Count lines with "many" in them. Report only the total.
:::
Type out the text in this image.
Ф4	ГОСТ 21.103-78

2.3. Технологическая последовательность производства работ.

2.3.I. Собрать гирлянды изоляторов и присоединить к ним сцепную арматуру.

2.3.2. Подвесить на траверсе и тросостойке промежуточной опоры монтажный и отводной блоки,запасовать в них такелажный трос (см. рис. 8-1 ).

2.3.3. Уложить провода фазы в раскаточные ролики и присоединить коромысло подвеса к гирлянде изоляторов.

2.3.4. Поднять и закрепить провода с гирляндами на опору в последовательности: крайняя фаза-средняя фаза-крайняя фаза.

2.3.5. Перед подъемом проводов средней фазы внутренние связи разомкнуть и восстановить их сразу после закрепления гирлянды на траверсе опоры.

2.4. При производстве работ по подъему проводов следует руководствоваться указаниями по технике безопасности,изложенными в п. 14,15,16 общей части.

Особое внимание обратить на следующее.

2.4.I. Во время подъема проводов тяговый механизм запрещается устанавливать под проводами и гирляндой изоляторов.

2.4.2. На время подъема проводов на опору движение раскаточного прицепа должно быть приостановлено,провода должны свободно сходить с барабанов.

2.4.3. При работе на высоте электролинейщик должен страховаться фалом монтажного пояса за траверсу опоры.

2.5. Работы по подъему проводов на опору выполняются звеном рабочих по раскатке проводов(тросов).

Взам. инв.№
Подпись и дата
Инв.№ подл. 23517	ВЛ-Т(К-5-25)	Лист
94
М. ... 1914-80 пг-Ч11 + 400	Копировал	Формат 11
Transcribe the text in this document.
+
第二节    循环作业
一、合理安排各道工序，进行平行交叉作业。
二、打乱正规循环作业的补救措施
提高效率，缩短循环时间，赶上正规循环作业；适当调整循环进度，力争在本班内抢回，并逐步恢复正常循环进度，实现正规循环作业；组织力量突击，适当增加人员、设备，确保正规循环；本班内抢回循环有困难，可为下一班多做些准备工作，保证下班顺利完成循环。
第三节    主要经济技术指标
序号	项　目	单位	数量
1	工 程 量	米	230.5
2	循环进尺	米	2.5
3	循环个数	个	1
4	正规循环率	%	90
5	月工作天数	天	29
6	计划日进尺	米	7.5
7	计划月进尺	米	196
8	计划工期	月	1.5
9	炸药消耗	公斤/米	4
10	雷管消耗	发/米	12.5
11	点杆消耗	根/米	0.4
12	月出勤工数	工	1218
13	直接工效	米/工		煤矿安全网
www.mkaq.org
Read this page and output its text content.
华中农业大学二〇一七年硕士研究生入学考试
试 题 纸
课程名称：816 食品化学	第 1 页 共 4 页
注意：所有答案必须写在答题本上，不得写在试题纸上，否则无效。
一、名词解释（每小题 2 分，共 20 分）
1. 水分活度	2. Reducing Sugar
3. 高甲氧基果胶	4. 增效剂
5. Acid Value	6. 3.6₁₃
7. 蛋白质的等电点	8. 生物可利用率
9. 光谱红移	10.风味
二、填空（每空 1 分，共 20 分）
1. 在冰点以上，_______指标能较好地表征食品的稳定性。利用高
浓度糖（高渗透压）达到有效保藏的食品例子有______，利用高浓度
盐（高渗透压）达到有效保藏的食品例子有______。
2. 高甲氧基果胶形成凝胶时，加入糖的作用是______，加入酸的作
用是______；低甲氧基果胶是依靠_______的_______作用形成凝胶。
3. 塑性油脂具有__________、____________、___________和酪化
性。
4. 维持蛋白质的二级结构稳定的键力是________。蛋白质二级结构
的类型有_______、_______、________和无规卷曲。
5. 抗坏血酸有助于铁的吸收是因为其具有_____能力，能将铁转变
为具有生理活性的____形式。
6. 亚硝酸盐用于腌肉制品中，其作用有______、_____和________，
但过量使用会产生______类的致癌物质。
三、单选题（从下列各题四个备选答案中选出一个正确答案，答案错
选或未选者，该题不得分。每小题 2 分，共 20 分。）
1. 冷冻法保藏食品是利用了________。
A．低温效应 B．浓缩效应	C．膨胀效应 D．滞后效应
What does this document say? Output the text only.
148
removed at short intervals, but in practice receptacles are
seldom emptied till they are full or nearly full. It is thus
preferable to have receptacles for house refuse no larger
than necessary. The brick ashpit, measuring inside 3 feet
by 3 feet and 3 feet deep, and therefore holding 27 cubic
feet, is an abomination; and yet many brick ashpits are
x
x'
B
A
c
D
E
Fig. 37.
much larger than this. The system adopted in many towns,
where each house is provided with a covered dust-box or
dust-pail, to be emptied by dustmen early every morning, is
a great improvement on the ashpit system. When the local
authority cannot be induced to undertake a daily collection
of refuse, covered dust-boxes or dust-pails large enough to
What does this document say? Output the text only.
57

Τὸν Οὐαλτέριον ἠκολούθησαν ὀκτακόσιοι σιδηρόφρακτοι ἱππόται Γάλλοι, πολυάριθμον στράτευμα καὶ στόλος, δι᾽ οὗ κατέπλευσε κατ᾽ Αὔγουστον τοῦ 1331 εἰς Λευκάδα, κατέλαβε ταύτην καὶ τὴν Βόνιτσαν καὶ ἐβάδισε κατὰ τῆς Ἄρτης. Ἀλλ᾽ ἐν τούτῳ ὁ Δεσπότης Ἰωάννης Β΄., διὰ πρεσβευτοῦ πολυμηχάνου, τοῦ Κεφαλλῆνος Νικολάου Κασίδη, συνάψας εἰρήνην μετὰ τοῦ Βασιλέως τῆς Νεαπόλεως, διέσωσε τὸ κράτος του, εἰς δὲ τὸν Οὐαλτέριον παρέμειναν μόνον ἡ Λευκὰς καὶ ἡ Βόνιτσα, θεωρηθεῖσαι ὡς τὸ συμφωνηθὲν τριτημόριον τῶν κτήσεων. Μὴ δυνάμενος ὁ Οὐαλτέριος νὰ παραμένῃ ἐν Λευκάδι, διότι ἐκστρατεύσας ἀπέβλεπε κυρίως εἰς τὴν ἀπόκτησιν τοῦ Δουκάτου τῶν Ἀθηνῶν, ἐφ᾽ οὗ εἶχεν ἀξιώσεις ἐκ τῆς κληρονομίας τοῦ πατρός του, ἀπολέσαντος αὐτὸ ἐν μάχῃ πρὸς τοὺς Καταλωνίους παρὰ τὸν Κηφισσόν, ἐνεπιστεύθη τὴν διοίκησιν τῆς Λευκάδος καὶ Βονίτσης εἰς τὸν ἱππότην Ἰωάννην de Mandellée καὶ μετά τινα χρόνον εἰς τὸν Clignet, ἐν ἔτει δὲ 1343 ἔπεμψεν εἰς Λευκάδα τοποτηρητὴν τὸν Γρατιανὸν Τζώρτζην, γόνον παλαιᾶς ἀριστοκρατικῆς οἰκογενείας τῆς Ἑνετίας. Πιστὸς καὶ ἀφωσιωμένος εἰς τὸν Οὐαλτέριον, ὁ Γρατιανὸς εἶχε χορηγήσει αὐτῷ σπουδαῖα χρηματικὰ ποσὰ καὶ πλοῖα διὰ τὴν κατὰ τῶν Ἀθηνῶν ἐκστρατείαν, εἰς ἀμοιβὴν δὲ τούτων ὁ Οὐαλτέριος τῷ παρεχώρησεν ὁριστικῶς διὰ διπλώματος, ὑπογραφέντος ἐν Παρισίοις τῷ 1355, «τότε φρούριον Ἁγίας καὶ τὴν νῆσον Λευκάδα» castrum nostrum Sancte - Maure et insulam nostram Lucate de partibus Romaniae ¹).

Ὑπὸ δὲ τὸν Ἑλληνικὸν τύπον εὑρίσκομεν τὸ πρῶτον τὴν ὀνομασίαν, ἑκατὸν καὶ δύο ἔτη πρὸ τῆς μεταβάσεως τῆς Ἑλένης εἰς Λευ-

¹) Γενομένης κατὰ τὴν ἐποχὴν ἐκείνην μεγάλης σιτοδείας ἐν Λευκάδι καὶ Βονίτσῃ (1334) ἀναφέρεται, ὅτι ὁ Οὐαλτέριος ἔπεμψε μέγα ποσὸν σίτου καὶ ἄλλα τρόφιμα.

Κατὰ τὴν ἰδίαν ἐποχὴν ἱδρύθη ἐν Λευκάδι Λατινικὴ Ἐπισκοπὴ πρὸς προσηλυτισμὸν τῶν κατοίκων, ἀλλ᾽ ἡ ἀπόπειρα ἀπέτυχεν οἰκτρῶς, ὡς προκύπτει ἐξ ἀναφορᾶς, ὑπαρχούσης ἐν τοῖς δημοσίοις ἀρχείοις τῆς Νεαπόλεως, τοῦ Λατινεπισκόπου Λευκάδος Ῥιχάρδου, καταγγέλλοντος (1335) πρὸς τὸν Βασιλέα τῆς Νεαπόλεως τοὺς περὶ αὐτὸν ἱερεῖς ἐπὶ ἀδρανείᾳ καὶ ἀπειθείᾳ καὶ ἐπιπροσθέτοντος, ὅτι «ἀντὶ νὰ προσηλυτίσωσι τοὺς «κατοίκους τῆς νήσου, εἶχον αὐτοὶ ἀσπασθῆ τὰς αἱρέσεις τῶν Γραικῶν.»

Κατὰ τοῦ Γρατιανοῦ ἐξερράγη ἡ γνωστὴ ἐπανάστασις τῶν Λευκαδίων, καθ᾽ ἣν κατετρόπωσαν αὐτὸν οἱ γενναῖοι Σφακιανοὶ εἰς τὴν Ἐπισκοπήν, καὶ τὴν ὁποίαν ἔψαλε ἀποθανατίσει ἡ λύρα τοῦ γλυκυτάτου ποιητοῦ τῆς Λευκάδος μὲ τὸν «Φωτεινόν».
:::
• [COMPLETE RESPONSE]: 2